RECORDS SHOWN -
▼▼▼

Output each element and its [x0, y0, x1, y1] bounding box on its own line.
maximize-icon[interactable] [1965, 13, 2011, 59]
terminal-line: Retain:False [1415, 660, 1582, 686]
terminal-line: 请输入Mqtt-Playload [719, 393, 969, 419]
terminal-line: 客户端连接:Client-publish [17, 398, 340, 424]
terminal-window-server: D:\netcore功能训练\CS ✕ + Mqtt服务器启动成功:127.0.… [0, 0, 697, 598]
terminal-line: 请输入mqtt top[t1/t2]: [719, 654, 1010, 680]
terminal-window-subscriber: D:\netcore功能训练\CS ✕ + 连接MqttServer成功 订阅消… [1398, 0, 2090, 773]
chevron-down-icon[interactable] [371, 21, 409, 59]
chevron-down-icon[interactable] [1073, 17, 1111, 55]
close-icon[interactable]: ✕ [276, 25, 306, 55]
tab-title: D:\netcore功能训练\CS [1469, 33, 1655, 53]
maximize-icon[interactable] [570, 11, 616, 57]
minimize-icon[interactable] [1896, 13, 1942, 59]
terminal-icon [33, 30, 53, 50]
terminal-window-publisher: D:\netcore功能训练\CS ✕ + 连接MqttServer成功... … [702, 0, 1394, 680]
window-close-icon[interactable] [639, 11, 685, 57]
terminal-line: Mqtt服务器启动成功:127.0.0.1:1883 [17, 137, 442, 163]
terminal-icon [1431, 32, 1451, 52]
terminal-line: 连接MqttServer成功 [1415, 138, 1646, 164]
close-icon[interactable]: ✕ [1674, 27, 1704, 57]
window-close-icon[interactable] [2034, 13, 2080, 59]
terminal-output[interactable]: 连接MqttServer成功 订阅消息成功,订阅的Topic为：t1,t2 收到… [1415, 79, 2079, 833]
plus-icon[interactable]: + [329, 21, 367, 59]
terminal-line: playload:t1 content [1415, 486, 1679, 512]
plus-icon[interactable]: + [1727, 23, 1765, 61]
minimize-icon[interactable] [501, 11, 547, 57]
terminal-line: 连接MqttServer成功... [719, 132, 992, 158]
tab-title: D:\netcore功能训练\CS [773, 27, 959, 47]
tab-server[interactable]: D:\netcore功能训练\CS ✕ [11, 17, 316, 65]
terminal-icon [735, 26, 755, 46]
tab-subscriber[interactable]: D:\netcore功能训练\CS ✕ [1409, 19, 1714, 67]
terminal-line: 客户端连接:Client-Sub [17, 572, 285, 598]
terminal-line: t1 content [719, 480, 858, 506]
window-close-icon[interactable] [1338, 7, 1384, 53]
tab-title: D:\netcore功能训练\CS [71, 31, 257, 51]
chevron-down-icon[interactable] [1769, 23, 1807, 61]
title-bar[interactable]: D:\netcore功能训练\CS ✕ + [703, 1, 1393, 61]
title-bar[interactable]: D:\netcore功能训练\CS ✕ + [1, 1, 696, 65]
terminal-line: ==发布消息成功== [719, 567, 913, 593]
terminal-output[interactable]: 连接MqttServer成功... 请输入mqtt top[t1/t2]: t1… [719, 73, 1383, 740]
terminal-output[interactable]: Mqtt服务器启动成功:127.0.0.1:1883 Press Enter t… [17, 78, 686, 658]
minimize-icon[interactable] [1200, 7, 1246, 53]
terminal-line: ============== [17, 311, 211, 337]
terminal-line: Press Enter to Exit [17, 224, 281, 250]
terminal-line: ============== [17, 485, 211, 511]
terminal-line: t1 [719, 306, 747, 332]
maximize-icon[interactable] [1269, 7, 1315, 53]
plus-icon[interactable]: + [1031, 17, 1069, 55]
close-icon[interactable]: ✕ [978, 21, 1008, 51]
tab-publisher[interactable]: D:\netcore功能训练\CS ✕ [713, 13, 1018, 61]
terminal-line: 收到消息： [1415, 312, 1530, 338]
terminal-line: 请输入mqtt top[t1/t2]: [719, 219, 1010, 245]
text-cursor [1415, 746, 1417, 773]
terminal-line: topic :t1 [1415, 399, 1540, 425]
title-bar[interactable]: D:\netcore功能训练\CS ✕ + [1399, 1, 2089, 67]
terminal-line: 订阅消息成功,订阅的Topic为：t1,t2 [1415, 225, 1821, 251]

▲▲▲

EXERCISE -
Rewrite all the lines of the entries above, switching every "terminal-line" to "console-line" and leaving everything else unchanged.

WRITTEN ANSWER -
Output each element and its [x0, y0, x1, y1] bounding box on its own line.
maximize-icon[interactable] [1965, 13, 2011, 59]
console-line: Retain:False [1415, 660, 1582, 686]
console-line: 请输入Mqtt-Playload [719, 393, 969, 419]
console-line: 客户端连接:Client-publish [17, 398, 340, 424]
terminal-window-server: D:\netcore功能训练\CS ✕ + Mqtt服务器启动成功:127.0.… [0, 0, 697, 598]
console-line: 请输入mqtt top[t1/t2]: [719, 654, 1010, 680]
terminal-window-subscriber: D:\netcore功能训练\CS ✕ + 连接MqttServer成功 订阅消… [1398, 0, 2090, 773]
chevron-down-icon[interactable] [371, 21, 409, 59]
chevron-down-icon[interactable] [1073, 17, 1111, 55]
close-icon[interactable]: ✕ [276, 25, 306, 55]
tab-title: D:\netcore功能训练\CS [1469, 33, 1655, 53]
maximize-icon[interactable] [570, 11, 616, 57]
minimize-icon[interactable] [1896, 13, 1942, 59]
terminal-icon [33, 30, 53, 50]
terminal-window-publisher: D:\netcore功能训练\CS ✕ + 连接MqttServer成功... … [702, 0, 1394, 680]
window-close-icon[interactable] [639, 11, 685, 57]
console-line: Mqtt服务器启动成功:127.0.0.1:1883 [17, 137, 442, 163]
terminal-icon [1431, 32, 1451, 52]
console-line: 连接MqttServer成功 [1415, 138, 1646, 164]
close-icon[interactable]: ✕ [1674, 27, 1704, 57]
window-close-icon[interactable] [2034, 13, 2080, 59]
terminal-output[interactable]: 连接MqttServer成功 订阅消息成功,订阅的Topic为：t1,t2 收到… [1415, 79, 2079, 833]
plus-icon[interactable]: + [329, 21, 367, 59]
console-line: playload:t1 content [1415, 486, 1679, 512]
plus-icon[interactable]: + [1727, 23, 1765, 61]
minimize-icon[interactable] [501, 11, 547, 57]
console-line: 连接MqttServer成功... [719, 132, 992, 158]
tab-title: D:\netcore功能训练\CS [773, 27, 959, 47]
tab-server[interactable]: D:\netcore功能训练\CS ✕ [11, 17, 316, 65]
terminal-icon [735, 26, 755, 46]
tab-subscriber[interactable]: D:\netcore功能训练\CS ✕ [1409, 19, 1714, 67]
console-line: 客户端连接:Client-Sub [17, 572, 285, 598]
console-line: t1 content [719, 480, 858, 506]
window-close-icon[interactable] [1338, 7, 1384, 53]
tab-title: D:\netcore功能训练\CS [71, 31, 257, 51]
chevron-down-icon[interactable] [1769, 23, 1807, 61]
title-bar[interactable]: D:\netcore功能训练\CS ✕ + [703, 1, 1393, 61]
title-bar[interactable]: D:\netcore功能训练\CS ✕ + [1, 1, 696, 65]
console-line: ==发布消息成功== [719, 567, 913, 593]
terminal-output[interactable]: 连接MqttServer成功... 请输入mqtt top[t1/t2]: t1… [719, 73, 1383, 740]
terminal-output[interactable]: Mqtt服务器启动成功:127.0.0.1:1883 Press Enter t… [17, 78, 686, 658]
minimize-icon[interactable] [1200, 7, 1246, 53]
console-line: ============== [17, 311, 211, 337]
console-line: Press Enter to Exit [17, 224, 281, 250]
console-line: ============== [17, 485, 211, 511]
console-line: t1 [719, 306, 747, 332]
maximize-icon[interactable] [1269, 7, 1315, 53]
plus-icon[interactable]: + [1031, 17, 1069, 55]
close-icon[interactable]: ✕ [978, 21, 1008, 51]
tab-publisher[interactable]: D:\netcore功能训练\CS ✕ [713, 13, 1018, 61]
console-line: 收到消息： [1415, 312, 1530, 338]
console-line: 请输入mqtt top[t1/t2]: [719, 219, 1010, 245]
text-cursor [1415, 746, 1417, 773]
console-line: topic :t1 [1415, 399, 1540, 425]
title-bar[interactable]: D:\netcore功能训练\CS ✕ + [1399, 1, 2089, 67]
console-line: 订阅消息成功,订阅的Topic为：t1,t2 [1415, 225, 1821, 251]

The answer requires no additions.